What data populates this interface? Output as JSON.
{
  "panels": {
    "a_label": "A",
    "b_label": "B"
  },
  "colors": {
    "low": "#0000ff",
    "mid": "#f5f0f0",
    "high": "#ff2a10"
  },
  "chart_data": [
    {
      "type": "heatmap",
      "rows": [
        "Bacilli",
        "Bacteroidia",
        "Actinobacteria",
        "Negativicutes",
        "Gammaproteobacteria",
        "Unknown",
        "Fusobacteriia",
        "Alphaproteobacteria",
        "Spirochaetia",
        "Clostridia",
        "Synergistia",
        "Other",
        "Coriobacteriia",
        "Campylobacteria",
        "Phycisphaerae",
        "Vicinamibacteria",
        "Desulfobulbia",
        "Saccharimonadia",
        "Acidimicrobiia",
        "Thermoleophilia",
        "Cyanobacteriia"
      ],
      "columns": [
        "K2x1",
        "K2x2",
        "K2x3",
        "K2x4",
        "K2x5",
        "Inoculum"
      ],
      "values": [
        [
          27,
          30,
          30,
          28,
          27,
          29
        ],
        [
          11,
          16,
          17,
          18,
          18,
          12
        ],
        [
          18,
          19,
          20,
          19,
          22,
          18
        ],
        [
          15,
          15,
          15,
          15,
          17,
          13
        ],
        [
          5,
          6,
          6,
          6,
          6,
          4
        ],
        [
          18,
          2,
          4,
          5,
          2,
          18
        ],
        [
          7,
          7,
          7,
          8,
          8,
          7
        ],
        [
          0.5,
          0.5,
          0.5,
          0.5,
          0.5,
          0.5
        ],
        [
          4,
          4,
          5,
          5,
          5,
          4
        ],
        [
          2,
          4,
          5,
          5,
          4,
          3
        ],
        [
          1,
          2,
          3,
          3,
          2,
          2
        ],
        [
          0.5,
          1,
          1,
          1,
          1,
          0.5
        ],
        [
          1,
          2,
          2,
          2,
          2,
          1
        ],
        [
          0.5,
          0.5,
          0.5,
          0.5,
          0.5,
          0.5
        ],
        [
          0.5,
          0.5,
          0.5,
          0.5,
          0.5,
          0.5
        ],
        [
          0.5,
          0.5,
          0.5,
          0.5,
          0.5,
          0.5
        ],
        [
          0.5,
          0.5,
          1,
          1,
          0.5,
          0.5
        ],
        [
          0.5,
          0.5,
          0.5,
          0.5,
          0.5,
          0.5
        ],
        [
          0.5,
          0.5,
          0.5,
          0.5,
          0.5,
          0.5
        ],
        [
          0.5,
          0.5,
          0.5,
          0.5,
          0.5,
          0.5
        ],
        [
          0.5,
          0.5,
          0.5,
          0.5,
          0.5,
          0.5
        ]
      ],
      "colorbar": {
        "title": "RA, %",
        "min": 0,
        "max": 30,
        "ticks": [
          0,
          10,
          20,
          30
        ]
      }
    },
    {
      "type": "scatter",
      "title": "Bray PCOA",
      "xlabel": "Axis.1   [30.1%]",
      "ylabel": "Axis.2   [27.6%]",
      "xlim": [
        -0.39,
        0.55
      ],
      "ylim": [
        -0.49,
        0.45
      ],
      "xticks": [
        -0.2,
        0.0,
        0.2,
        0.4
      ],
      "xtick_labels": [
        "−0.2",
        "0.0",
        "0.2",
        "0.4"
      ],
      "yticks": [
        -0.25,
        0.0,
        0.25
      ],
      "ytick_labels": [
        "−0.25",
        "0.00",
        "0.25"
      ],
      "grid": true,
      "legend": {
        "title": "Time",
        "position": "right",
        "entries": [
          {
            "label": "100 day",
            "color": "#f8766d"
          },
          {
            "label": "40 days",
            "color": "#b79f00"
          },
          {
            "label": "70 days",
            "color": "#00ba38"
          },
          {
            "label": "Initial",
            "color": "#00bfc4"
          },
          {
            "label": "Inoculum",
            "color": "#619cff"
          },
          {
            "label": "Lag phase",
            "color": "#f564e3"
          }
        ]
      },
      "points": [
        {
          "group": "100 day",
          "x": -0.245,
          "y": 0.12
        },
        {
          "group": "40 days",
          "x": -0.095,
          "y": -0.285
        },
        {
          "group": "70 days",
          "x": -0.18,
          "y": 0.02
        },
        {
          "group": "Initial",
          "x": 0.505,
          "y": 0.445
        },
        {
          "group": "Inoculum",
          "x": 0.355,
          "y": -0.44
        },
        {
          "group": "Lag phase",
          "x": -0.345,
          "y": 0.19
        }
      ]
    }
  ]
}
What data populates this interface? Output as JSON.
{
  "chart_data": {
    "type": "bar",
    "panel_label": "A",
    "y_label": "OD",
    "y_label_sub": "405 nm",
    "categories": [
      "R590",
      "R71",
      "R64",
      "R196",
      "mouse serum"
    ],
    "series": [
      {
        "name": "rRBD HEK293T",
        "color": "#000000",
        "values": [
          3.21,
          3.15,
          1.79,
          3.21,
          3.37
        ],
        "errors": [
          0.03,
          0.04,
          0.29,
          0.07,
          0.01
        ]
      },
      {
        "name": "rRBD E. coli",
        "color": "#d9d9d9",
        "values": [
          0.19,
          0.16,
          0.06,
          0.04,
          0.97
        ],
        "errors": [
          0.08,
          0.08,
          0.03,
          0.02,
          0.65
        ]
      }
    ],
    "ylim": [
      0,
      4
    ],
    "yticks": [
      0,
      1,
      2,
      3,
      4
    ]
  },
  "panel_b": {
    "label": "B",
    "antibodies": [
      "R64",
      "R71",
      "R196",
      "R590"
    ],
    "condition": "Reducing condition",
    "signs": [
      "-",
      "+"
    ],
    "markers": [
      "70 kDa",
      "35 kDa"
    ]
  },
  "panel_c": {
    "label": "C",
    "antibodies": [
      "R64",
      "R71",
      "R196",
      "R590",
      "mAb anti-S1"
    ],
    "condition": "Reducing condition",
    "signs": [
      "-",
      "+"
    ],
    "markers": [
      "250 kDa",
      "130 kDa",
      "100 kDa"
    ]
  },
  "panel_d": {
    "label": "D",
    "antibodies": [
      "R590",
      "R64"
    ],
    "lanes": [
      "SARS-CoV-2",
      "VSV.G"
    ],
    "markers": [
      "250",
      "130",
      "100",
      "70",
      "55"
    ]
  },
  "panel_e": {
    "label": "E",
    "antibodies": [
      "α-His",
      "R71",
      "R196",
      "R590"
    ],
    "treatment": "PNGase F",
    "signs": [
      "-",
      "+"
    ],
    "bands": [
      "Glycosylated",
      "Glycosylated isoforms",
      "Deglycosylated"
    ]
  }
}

----------------

Your task is to print the whole listing again exactly.

What data populates this interface? Output as JSON.
{
  "panels": {
    "a_label": "A",
    "b_label": "B"
  },
  "colors": {
    "low": "#0000ff",
    "mid": "#f5f0f0",
    "high": "#ff2a10"
  },
  "chart_data": [
    {
      "type": "heatmap",
      "rows": [
        "Bacilli",
        "Bacteroidia",
        "Actinobacteria",
        "Negativicutes",
        "Gammaproteobacteria",
        "Unknown",
        "Fusobacteriia",
        "Alphaproteobacteria",
        "Spirochaetia",
        "Clostridia",
        "Synergistia",
        "Other",
        "Coriobacteriia",
        "Campylobacteria",
        "Phycisphaerae",
        "Vicinamibacteria",
        "Desulfobulbia",
        "Saccharimonadia",
        "Acidimicrobiia",
        "Thermoleophilia",
        "Cyanobacteriia"
      ],
      "columns": [
        "K2x1",
        "K2x2",
        "K2x3",
        "K2x4",
        "K2x5",
        "Inoculum"
      ],
      "values": [
        [
          27,
          30,
          30,
          28,
          27,
          29
        ],
        [
          11,
          16,
          17,
          18,
          18,
          12
        ],
        [
          18,
          19,
          20,
          19,
          22,
          18
        ],
        [
          15,
          15,
          15,
          15,
          17,
          13
        ],
        [
          5,
          6,
          6,
          6,
          6,
          4
        ],
        [
          18,
          2,
          4,
          5,
          2,
          18
        ],
        [
          7,
          7,
          7,
          8,
          8,
          7
        ],
        [
          0.5,
          0.5,
          0.5,
          0.5,
          0.5,
          0.5
        ],
        [
          4,
          4,
          5,
          5,
          5,
          4
        ],
        [
          2,
          4,
          5,
          5,
          4,
          3
        ],
        [
          1,
          2,
          3,
          3,
          2,
          2
        ],
        [
          0.5,
          1,
          1,
          1,
          1,
          0.5
        ],
        [
          1,
          2,
          2,
          2,
          2,
          1
        ],
        [
          0.5,
          0.5,
          0.5,
          0.5,
          0.5,
          0.5
        ],
        [
          0.5,
          0.5,
          0.5,
          0.5,
          0.5,
          0.5
        ],
        [
          0.5,
          0.5,
          0.5,
          0.5,
          0.5,
          0.5
        ],
        [
          0.5,
          0.5,
          1,
          1,
          0.5,
          0.5
        ],
        [
          0.5,
          0.5,
          0.5,
          0.5,
          0.5,
          0.5
        ],
        [
          0.5,
          0.5,
          0.5,
          0.5,
          0.5,
          0.5
        ],
        [
          0.5,
          0.5,
          0.5,
          0.5,
          0.5,
          0.5
        ],
        [
          0.5,
          0.5,
          0.5,
          0.5,
          0.5,
          0.5
        ]
      ],
      "colorbar": {
        "title": "RA, %",
        "min": 0,
        "max": 30,
        "ticks": [
          0,
          10,
          20,
          30
        ]
      }
    },
    {
      "type": "scatter",
      "title": "Bray PCOA",
      "xlabel": "Axis.1   [30.1%]",
      "ylabel": "Axis.2   [27.6%]",
      "xlim": [
        -0.39,
        0.55
      ],
      "ylim": [
        -0.49,
        0.45
      ],
      "xticks": [
        -0.2,
        0.0,
        0.2,
        0.4
      ],
      "xtick_labels": [
        "−0.2",
        "0.0",
        "0.2",
        "0.4"
      ],
      "yticks": [
        -0.25,
        0.0,
        0.25
      ],
      "ytick_labels": [
        "−0.25",
        "0.00",
        "0.25"
      ],
      "grid": true,
      "legend": {
        "title": "Time",
        "position": "right",
        "entries": [
          {
            "label": "100 day",
            "color": "#f8766d"
          },
          {
            "label": "40 days",
            "color": "#b79f00"
          },
          {
            "label": "70 days",
            "color": "#00ba38"
          },
          {
            "label": "Initial",
            "color": "#00bfc4"
          },
          {
            "label": "Inoculum",
            "color": "#619cff"
          },
          {
            "label": "Lag phase",
            "color": "#f564e3"
          }
        ]
      },
      "points": [
        {
          "group": "100 day",
          "x": -0.245,
          "y": 0.12
        },
        {
          "group": "40 days",
          "x": -0.095,
          "y": -0.285
        },
        {
          "group": "70 days",
          "x": -0.18,
          "y": 0.02
        },
        {
          "group": "Initial",
          "x": 0.505,
          "y": 0.445
        },
        {
          "group": "Inoculum",
          "x": 0.355,
          "y": -0.44
        },
        {
          "group": "Lag phase",
          "x": -0.345,
          "y": 0.19
        }
      ]
    }
  ]
}
What data populates this interface? Output as JSON.
{
  "chart_data": {
    "type": "bar",
    "panel_label": "A",
    "y_label": "OD",
    "y_label_sub": "405 nm",
    "categories": [
      "R590",
      "R71",
      "R64",
      "R196",
      "mouse serum"
    ],
    "series": [
      {
        "name": "rRBD HEK293T",
        "color": "#000000",
        "values": [
          3.21,
          3.15,
          1.79,
          3.21,
          3.37
        ],
        "errors": [
          0.03,
          0.04,
          0.29,
          0.07,
          0.01
        ]
      },
      {
        "name": "rRBD E. coli",
        "color": "#d9d9d9",
        "values": [
          0.19,
          0.16,
          0.06,
          0.04,
          0.97
        ],
        "errors": [
          0.08,
          0.08,
          0.03,
          0.02,
          0.65
        ]
      }
    ],
    "ylim": [
      0,
      4
    ],
    "yticks": [
      0,
      1,
      2,
      3,
      4
    ]
  },
  "panel_b": {
    "label": "B",
    "antibodies": [
      "R64",
      "R71",
      "R196",
      "R590"
    ],
    "condition": "Reducing condition",
    "signs": [
      "-",
      "+"
    ],
    "markers": [
      "70 kDa",
      "35 kDa"
    ]
  },
  "panel_c": {
    "label": "C",
    "antibodies": [
      "R64",
      "R71",
      "R196",
      "R590",
      "mAb anti-S1"
    ],
    "condition": "Reducing condition",
    "signs": [
      "-",
      "+"
    ],
    "markers": [
      "250 kDa",
      "130 kDa",
      "100 kDa"
    ]
  },
  "panel_d": {
    "label": "D",
    "antibodies": [
      "R590",
      "R64"
    ],
    "lanes": [
      "SARS-CoV-2",
      "VSV.G"
    ],
    "markers": [
      "250",
      "130",
      "100",
      "70",
      "55"
    ]
  },
  "panel_e": {
    "label": "E",
    "antibodies": [
      "α-His",
      "R71",
      "R196",
      "R590"
    ],
    "treatment": "PNGase F",
    "signs": [
      "-",
      "+"
    ],
    "bands": [
      "Glycosylated",
      "Glycosylated isoforms",
      "Deglycosylated"
    ]
  }
}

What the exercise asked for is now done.